* [Entries taken from a collection]:
▶
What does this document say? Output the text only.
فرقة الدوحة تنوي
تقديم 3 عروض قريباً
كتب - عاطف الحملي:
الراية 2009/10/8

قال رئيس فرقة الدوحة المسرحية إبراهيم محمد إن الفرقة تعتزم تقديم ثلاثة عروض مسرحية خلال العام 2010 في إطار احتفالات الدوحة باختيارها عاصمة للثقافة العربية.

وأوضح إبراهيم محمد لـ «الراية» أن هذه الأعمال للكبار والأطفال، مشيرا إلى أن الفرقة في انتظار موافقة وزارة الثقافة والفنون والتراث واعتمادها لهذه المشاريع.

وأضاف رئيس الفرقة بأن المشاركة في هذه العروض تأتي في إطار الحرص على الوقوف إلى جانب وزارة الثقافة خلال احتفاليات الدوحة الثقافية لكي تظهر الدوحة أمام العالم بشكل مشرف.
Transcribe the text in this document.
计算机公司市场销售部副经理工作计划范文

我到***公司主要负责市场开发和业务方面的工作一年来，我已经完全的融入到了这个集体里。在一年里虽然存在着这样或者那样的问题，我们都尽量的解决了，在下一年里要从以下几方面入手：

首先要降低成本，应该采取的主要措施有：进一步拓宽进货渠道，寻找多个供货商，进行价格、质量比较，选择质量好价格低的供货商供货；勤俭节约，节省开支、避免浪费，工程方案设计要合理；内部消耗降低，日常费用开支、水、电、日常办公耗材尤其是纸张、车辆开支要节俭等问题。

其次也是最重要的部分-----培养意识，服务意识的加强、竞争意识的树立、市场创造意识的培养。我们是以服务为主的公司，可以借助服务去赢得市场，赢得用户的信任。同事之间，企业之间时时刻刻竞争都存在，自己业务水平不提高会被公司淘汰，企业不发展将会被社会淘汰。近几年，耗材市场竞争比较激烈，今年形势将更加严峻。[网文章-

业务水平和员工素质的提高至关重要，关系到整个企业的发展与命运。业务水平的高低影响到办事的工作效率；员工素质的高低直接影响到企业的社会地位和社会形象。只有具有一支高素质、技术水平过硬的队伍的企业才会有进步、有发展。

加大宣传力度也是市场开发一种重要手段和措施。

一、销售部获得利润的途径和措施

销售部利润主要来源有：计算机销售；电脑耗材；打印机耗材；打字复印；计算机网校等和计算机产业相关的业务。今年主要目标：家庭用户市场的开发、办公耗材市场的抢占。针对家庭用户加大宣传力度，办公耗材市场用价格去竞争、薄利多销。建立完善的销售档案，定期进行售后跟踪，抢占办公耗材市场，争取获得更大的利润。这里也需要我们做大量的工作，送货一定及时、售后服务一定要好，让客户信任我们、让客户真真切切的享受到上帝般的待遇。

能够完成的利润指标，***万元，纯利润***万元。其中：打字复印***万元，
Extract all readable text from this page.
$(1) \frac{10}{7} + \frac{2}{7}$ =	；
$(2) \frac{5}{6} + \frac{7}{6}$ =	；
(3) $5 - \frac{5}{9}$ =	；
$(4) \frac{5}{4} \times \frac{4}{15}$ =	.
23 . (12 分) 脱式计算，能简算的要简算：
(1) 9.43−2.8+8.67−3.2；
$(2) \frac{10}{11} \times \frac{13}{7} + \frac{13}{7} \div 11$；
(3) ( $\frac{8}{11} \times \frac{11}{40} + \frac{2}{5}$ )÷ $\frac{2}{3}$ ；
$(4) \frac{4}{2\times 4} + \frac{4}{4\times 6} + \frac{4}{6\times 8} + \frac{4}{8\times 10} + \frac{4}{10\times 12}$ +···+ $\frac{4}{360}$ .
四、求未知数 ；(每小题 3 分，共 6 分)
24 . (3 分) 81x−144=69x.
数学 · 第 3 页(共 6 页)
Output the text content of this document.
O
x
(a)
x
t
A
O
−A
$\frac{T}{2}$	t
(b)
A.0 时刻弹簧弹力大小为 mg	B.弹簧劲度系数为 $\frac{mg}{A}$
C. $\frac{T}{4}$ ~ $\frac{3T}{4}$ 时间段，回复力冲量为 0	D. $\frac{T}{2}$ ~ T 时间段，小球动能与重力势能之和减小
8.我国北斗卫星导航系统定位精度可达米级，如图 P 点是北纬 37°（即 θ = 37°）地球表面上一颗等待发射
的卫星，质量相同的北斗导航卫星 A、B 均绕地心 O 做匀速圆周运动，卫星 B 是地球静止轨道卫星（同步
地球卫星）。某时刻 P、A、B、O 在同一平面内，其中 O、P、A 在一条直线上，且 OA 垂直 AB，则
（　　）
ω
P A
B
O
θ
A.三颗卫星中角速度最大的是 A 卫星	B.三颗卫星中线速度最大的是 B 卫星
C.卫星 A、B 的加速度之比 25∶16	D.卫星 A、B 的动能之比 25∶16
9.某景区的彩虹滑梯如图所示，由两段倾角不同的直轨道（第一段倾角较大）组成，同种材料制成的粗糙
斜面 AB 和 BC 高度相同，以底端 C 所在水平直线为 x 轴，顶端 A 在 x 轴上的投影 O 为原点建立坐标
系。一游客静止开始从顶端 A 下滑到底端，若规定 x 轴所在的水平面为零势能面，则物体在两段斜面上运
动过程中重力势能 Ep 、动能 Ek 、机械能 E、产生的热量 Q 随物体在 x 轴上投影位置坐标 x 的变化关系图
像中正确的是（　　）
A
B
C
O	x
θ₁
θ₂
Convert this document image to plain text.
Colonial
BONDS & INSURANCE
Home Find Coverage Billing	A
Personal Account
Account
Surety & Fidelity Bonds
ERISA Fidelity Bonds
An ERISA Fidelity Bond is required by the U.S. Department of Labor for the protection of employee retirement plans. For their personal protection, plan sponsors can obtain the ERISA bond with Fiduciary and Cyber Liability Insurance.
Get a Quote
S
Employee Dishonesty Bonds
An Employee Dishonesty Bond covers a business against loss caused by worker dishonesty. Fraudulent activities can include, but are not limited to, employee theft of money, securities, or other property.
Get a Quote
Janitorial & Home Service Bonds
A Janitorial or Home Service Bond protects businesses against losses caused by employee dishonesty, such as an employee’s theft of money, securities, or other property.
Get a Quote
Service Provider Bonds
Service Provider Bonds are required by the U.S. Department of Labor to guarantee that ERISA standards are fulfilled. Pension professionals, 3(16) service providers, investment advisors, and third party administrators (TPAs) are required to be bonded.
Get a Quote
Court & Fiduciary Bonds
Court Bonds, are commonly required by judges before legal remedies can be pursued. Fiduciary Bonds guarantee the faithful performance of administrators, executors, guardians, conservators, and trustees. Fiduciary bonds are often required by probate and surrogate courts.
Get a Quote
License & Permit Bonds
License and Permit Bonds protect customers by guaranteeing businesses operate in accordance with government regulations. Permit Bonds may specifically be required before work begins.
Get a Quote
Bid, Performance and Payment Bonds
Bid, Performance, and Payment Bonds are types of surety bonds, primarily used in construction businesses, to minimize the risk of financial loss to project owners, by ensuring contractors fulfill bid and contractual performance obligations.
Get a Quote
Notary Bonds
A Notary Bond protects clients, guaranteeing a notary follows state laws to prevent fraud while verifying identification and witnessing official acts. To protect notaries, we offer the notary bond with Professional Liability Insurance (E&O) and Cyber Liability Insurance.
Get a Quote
◀
* [Exercise]:
Copy out each line exactly as written.

* [Complete output]:
What does this document say? Output the text only.
فرقة الدوحة تنوي
تقديم 3 عروض قريباً
كتب - عاطف الحملي:
الراية 2009/10/8

قال رئيس فرقة الدوحة المسرحية إبراهيم محمد إن الفرقة تعتزم تقديم ثلاثة عروض مسرحية خلال العام 2010 في إطار احتفالات الدوحة باختيارها عاصمة للثقافة العربية.

وأوضح إبراهيم محمد لـ «الراية» أن هذه الأعمال للكبار والأطفال، مشيرا إلى أن الفرقة في انتظار موافقة وزارة الثقافة والفنون والتراث واعتمادها لهذه المشاريع.

وأضاف رئيس الفرقة بأن المشاركة في هذه العروض تأتي في إطار الحرص على الوقوف إلى جانب وزارة الثقافة خلال احتفاليات الدوحة الثقافية لكي تظهر الدوحة أمام العالم بشكل مشرف.
Transcribe the text in this document.
计算机公司市场销售部副经理工作计划范文

我到***公司主要负责市场开发和业务方面的工作一年来，我已经完全的融入到了这个集体里。在一年里虽然存在着这样或者那样的问题，我们都尽量的解决了，在下一年里要从以下几方面入手：

首先要降低成本，应该采取的主要措施有：进一步拓宽进货渠道，寻找多个供货商，进行价格、质量比较，选择质量好价格低的供货商供货；勤俭节约，节省开支、避免浪费，工程方案设计要合理；内部消耗降低，日常费用开支、水、电、日常办公耗材尤其是纸张、车辆开支要节俭等问题。

其次也是最重要的部分-----培养意识，服务意识的加强、竞争意识的树立、市场创造意识的培养。我们是以服务为主的公司，可以借助服务去赢得市场，赢得用户的信任。同事之间，企业之间时时刻刻竞争都存在，自己业务水平不提高会被公司淘汰，企业不发展将会被社会淘汰。近几年，耗材市场竞争比较激烈，今年形势将更加严峻。[网文章-

业务水平和员工素质的提高至关重要，关系到整个企业的发展与命运。业务水平的高低影响到办事的工作效率；员工素质的高低直接影响到企业的社会地位和社会形象。只有具有一支高素质、技术水平过硬的队伍的企业才会有进步、有发展。

加大宣传力度也是市场开发一种重要手段和措施。

一、销售部获得利润的途径和措施

销售部利润主要来源有：计算机销售；电脑耗材；打印机耗材；打字复印；计算机网校等和计算机产业相关的业务。今年主要目标：家庭用户市场的开发、办公耗材市场的抢占。针对家庭用户加大宣传力度，办公耗材市场用价格去竞争、薄利多销。建立完善的销售档案，定期进行售后跟踪，抢占办公耗材市场，争取获得更大的利润。这里也需要我们做大量的工作，送货一定及时、售后服务一定要好，让客户信任我们、让客户真真切切的享受到上帝般的待遇。

能够完成的利润指标，***万元，纯利润***万元。其中：打字复印***万元，
Extract all readable text from this page.
$(1) \frac{10}{7} + \frac{2}{7}$ =	；
$(2) \frac{5}{6} + \frac{7}{6}$ =	；
(3) $5 - \frac{5}{9}$ =	；
$(4) \frac{5}{4} \times \frac{4}{15}$ =	.
23 . (12 分) 脱式计算，能简算的要简算：
(1) 9.43−2.8+8.67−3.2；
$(2) \frac{10}{11} \times \frac{13}{7} + \frac{13}{7} \div 11$；
(3) ( $\frac{8}{11} \times \frac{11}{40} + \frac{2}{5}$ )÷ $\frac{2}{3}$ ；
$(4) \frac{4}{2\times 4} + \frac{4}{4\times 6} + \frac{4}{6\times 8} + \frac{4}{8\times 10} + \frac{4}{10\times 12}$ +···+ $\frac{4}{360}$ .
四、求未知数 ；(每小题 3 分，共 6 分)
24 . (3 分) 81x−144=69x.
数学 · 第 3 页(共 6 页)
Output the text content of this document.
O
x
(a)
x
t
A
O
−A
$\frac{T}{2}$	t
(b)
A.0 时刻弹簧弹力大小为 mg	B.弹簧劲度系数为 $\frac{mg}{A}$
C. $\frac{T}{4}$ ~ $\frac{3T}{4}$ 时间段，回复力冲量为 0	D. $\frac{T}{2}$ ~ T 时间段，小球动能与重力势能之和减小
8.我国北斗卫星导航系统定位精度可达米级，如图 P 点是北纬 37°（即 θ = 37°）地球表面上一颗等待发射
的卫星，质量相同的北斗导航卫星 A、B 均绕地心 O 做匀速圆周运动，卫星 B 是地球静止轨道卫星（同步
地球卫星）。某时刻 P、A、B、O 在同一平面内，其中 O、P、A 在一条直线上，且 OA 垂直 AB，则
（　　）
ω
P A
B
O
θ
A.三颗卫星中角速度最大的是 A 卫星	B.三颗卫星中线速度最大的是 B 卫星
C.卫星 A、B 的加速度之比 25∶16	D.卫星 A、B 的动能之比 25∶16
9.某景区的彩虹滑梯如图所示，由两段倾角不同的直轨道（第一段倾角较大）组成，同种材料制成的粗糙
斜面 AB 和 BC 高度相同，以底端 C 所在水平直线为 x 轴，顶端 A 在 x 轴上的投影 O 为原点建立坐标
系。一游客静止开始从顶端 A 下滑到底端，若规定 x 轴所在的水平面为零势能面，则物体在两段斜面上运
动过程中重力势能 Ep 、动能 Ek 、机械能 E、产生的热量 Q 随物体在 x 轴上投影位置坐标 x 的变化关系图
像中正确的是（　　）
A
B
C
O	x
θ₁
θ₂
Convert this document image to plain text.
Colonial
BONDS & INSURANCE
Home Find Coverage Billing	A
Personal Account
Account
Surety & Fidelity Bonds
ERISA Fidelity Bonds
An ERISA Fidelity Bond is required by the U.S. Department of Labor for the protection of employee retirement plans. For their personal protection, plan sponsors can obtain the ERISA bond with Fiduciary and Cyber Liability Insurance.
Get a Quote
S
Employee Dishonesty Bonds
An Employee Dishonesty Bond covers a business against loss caused by worker dishonesty. Fraudulent activities can include, but are not limited to, employee theft of money, securities, or other property.
Get a Quote
Janitorial & Home Service Bonds
A Janitorial or Home Service Bond protects businesses against losses caused by employee dishonesty, such as an employee’s theft of money, securities, or other property.
Get a Quote
Service Provider Bonds
Service Provider Bonds are required by the U.S. Department of Labor to guarantee that ERISA standards are fulfilled. Pension professionals, 3(16) service providers, investment advisors, and third party administrators (TPAs) are required to be bonded.
Get a Quote
Court & Fiduciary Bonds
Court Bonds, are commonly required by judges before legal remedies can be pursued. Fiduciary Bonds guarantee the faithful performance of administrators, executors, guardians, conservators, and trustees. Fiduciary bonds are often required by probate and surrogate courts.
Get a Quote
License & Permit Bonds
License and Permit Bonds protect customers by guaranteeing businesses operate in accordance with government regulations. Permit Bonds may specifically be required before work begins.
Get a Quote
Bid, Performance and Payment Bonds
Bid, Performance, and Payment Bonds are types of surety bonds, primarily used in construction businesses, to minimize the risk of financial loss to project owners, by ensuring contractors fulfill bid and contractual performance obligations.
Get a Quote
Notary Bonds
A Notary Bond protects clients, guaranteeing a notary follows state laws to prevent fraud while verifying identification and witnessing official acts. To protect notaries, we offer the notary bond with Professional Liability Insurance (E&O) and Cyber Liability Insurance.
Get a Quote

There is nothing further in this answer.